- What the task asks
All lines in the data bearing the string "color" should be identified and copied.

Data records

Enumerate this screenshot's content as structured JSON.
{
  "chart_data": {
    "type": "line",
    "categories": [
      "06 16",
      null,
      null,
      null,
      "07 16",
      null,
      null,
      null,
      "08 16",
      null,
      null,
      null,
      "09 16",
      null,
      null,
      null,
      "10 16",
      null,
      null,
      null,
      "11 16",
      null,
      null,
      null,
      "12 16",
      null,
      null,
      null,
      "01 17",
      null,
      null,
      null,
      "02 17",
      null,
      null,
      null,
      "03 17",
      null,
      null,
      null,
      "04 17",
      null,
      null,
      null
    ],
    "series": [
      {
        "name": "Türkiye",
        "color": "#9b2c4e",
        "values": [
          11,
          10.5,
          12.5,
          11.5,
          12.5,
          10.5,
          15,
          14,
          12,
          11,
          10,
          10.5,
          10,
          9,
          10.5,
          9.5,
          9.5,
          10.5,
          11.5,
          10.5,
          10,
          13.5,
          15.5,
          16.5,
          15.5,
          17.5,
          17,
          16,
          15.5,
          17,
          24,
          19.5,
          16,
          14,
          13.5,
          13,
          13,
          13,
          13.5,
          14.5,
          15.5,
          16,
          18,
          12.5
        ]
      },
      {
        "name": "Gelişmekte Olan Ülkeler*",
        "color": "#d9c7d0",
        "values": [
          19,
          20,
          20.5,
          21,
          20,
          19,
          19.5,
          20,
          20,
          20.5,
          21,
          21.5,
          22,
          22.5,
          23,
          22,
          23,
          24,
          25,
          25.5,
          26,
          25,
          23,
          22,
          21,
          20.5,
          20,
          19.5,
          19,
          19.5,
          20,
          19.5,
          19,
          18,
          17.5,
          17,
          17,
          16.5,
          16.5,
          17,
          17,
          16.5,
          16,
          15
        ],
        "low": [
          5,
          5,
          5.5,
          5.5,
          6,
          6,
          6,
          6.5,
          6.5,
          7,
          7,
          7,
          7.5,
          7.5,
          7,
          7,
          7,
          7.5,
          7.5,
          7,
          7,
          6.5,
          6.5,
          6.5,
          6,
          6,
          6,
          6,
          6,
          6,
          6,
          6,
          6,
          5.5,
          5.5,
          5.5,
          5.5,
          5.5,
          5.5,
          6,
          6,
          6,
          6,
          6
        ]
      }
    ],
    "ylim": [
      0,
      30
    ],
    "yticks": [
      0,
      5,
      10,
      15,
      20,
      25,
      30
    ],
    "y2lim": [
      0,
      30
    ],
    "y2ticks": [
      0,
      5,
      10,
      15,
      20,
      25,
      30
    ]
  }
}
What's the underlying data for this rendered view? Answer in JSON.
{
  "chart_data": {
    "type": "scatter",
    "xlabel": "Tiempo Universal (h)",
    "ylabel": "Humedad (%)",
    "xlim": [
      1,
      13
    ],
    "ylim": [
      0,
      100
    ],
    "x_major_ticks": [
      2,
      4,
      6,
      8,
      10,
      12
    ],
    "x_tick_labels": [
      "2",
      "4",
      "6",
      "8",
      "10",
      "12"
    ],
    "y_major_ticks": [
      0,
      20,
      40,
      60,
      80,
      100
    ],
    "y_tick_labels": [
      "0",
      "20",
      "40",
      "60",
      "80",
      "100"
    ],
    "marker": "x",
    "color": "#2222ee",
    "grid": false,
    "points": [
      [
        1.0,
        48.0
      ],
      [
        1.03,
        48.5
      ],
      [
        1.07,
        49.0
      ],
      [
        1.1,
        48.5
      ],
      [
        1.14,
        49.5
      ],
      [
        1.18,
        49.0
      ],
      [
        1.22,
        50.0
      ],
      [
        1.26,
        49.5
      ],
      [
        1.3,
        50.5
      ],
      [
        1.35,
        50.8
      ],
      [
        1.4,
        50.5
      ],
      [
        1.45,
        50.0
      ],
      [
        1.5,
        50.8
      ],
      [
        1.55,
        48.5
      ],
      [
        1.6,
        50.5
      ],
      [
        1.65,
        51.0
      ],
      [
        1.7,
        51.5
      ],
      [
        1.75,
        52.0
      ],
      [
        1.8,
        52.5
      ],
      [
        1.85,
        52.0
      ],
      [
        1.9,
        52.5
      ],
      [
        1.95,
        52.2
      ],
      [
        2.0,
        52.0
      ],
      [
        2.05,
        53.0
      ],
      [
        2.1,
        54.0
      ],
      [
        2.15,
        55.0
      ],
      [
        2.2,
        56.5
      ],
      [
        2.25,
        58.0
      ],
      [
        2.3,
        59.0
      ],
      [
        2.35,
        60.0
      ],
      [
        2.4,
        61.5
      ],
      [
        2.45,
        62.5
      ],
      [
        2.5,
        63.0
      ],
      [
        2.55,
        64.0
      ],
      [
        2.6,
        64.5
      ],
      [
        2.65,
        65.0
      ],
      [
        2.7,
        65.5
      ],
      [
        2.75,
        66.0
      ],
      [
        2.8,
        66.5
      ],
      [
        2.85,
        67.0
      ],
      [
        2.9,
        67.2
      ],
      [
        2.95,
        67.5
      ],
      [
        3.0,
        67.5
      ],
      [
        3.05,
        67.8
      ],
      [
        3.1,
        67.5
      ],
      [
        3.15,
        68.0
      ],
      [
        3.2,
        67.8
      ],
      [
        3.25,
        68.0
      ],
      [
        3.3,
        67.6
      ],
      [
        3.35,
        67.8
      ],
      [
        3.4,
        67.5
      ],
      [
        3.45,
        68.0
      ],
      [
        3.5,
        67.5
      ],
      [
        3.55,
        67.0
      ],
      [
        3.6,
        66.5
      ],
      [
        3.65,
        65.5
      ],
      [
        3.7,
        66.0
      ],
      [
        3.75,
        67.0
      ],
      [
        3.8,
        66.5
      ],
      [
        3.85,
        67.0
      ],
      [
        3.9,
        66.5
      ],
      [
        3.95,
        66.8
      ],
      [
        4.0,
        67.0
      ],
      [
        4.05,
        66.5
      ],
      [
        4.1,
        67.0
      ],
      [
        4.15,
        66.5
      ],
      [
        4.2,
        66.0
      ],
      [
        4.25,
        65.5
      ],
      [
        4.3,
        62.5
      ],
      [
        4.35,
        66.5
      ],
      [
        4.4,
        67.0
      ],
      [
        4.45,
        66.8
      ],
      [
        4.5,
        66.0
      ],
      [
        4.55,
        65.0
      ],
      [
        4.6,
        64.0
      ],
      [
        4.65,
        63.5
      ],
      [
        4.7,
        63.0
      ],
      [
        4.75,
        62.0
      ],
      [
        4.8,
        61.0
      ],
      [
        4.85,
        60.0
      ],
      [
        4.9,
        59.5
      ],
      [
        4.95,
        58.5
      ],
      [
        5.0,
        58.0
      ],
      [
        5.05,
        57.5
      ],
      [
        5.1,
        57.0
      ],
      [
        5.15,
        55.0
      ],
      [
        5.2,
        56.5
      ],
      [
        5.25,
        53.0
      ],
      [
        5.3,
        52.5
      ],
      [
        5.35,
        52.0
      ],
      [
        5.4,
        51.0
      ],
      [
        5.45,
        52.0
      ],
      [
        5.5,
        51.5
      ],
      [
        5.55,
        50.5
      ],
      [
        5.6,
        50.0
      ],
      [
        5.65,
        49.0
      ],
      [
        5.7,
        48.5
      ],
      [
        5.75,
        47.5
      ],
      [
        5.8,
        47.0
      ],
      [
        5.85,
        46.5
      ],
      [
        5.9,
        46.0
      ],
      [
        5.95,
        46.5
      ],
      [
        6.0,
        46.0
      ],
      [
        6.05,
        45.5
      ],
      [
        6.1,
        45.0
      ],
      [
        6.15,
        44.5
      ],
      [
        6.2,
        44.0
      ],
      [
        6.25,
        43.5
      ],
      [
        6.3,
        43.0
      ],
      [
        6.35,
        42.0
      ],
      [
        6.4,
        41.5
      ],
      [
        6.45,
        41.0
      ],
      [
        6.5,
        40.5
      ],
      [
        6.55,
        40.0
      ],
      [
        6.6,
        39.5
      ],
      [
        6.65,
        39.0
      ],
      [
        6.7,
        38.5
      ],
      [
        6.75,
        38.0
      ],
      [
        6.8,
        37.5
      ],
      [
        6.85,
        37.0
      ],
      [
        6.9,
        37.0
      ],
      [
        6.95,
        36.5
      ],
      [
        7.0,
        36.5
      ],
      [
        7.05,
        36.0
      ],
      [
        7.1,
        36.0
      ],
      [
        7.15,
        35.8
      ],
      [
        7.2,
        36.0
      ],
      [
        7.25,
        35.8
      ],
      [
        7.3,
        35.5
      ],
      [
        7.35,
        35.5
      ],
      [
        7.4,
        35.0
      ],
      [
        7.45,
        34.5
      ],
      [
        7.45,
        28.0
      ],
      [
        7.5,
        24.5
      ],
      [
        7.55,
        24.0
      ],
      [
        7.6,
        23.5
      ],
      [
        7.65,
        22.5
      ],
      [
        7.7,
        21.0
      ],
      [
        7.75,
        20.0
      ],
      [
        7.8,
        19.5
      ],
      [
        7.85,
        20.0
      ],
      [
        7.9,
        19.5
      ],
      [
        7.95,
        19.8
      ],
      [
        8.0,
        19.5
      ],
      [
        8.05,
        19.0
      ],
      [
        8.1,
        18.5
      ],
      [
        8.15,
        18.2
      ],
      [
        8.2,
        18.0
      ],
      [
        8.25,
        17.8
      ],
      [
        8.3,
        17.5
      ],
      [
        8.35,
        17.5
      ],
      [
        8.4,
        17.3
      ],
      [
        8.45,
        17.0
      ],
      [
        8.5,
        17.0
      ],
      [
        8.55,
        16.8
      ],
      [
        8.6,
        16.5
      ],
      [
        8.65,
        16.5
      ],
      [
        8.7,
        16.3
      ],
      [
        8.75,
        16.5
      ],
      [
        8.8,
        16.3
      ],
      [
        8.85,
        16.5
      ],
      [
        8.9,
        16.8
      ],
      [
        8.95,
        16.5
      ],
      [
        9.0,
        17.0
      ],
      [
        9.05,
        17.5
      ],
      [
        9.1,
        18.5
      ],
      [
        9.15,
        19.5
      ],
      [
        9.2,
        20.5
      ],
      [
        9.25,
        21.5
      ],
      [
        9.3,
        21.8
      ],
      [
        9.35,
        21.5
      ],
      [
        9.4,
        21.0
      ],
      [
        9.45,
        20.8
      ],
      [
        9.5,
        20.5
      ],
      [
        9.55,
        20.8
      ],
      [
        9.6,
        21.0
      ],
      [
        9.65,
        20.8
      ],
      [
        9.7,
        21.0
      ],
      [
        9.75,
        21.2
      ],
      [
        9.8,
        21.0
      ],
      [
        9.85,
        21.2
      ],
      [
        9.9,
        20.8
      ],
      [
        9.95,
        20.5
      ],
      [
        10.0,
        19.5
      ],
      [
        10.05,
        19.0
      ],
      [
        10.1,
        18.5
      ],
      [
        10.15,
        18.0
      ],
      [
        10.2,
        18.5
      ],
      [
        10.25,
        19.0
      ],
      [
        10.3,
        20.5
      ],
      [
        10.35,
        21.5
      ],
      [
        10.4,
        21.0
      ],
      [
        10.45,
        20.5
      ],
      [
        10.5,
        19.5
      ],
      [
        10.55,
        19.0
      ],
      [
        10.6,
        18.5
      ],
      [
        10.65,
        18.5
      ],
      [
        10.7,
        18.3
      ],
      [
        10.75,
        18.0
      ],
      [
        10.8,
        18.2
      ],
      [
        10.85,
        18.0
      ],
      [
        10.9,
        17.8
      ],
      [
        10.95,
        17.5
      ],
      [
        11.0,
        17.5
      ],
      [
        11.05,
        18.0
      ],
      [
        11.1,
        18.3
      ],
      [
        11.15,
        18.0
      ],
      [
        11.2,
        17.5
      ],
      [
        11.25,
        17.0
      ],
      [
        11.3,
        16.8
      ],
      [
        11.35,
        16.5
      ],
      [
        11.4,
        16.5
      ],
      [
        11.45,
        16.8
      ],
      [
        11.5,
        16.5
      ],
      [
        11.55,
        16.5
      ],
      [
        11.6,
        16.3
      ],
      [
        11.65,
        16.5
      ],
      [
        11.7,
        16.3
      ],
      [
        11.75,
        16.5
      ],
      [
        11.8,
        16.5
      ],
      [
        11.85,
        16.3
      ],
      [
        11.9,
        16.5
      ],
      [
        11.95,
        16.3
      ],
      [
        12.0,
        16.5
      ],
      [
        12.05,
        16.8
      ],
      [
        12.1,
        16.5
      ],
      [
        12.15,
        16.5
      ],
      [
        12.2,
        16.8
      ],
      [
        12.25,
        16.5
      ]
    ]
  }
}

- Response for this exercise
        "color": "#9b2c4e",
        "color": "#d9c7d0",
    "color": "#2222ee",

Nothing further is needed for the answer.